→ **Supplied entries**
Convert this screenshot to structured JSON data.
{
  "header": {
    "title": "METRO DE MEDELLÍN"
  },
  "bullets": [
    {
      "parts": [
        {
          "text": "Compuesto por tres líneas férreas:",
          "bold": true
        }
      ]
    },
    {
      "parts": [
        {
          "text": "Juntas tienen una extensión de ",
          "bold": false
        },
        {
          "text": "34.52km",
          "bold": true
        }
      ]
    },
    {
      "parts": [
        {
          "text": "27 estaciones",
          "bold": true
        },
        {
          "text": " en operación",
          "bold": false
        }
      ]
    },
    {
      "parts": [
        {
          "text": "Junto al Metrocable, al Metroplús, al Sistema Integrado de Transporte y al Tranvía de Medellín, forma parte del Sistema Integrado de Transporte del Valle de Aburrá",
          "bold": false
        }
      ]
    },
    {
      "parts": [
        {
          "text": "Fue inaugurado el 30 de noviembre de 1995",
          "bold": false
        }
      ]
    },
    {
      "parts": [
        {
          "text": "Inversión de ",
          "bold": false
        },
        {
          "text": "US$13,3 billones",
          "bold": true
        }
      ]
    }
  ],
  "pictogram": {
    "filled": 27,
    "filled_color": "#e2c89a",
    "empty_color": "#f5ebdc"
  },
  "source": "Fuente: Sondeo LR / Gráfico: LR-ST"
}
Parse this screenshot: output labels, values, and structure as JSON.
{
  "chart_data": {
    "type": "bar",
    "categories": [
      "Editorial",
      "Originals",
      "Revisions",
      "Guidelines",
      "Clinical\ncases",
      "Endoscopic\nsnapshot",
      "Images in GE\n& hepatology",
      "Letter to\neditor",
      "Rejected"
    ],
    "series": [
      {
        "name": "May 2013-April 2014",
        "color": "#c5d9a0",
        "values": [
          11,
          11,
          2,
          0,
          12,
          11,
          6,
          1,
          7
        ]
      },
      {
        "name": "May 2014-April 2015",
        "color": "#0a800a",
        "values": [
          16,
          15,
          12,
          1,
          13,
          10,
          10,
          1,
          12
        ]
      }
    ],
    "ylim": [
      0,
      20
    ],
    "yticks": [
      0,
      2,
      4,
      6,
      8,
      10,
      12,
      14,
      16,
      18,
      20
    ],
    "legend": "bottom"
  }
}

→ **Stated task**
Reproduce the data in full, exactly as presented.

→ **Answer to this exercise**
Convert this screenshot to structured JSON data.
{
  "header": {
    "title": "METRO DE MEDELLÍN"
  },
  "bullets": [
    {
      "parts": [
        {
          "text": "Compuesto por tres líneas férreas:",
          "bold": true
        }
      ]
    },
    {
      "parts": [
        {
          "text": "Juntas tienen una extensión de ",
          "bold": false
        },
        {
          "text": "34.52km",
          "bold": true
        }
      ]
    },
    {
      "parts": [
        {
          "text": "27 estaciones",
          "bold": true
        },
        {
          "text": " en operación",
          "bold": false
        }
      ]
    },
    {
      "parts": [
        {
          "text": "Junto al Metrocable, al Metroplús, al Sistema Integrado de Transporte y al Tranvía de Medellín, forma parte del Sistema Integrado de Transporte del Valle de Aburrá",
          "bold": false
        }
      ]
    },
    {
      "parts": [
        {
          "text": "Fue inaugurado el 30 de noviembre de 1995",
          "bold": false
        }
      ]
    },
    {
      "parts": [
        {
          "text": "Inversión de ",
          "bold": false
        },
        {
          "text": "US$13,3 billones",
          "bold": true
        }
      ]
    }
  ],
  "pictogram": {
    "filled": 27,
    "filled_color": "#e2c89a",
    "empty_color": "#f5ebdc"
  },
  "source": "Fuente: Sondeo LR / Gráfico: LR-ST"
}
Parse this screenshot: output labels, values, and structure as JSON.
{
  "chart_data": {
    "type": "bar",
    "categories": [
      "Editorial",
      "Originals",
      "Revisions",
      "Guidelines",
      "Clinical\ncases",
      "Endoscopic\nsnapshot",
      "Images in GE\n& hepatology",
      "Letter to\neditor",
      "Rejected"
    ],
    "series": [
      {
        "name": "May 2013-April 2014",
        "color": "#c5d9a0",
        "values": [
          11,
          11,
          2,
          0,
          12,
          11,
          6,
          1,
          7
        ]
      },
      {
        "name": "May 2014-April 2015",
        "color": "#0a800a",
        "values": [
          16,
          15,
          12,
          1,
          13,
          10,
          10,
          1,
          12
        ]
      }
    ],
    "ylim": [
      0,
      20
    ],
    "yticks": [
      0,
      2,
      4,
      6,
      8,
      10,
      12,
      14,
      16,
      18,
      20
    ],
    "legend": "bottom"
  }
}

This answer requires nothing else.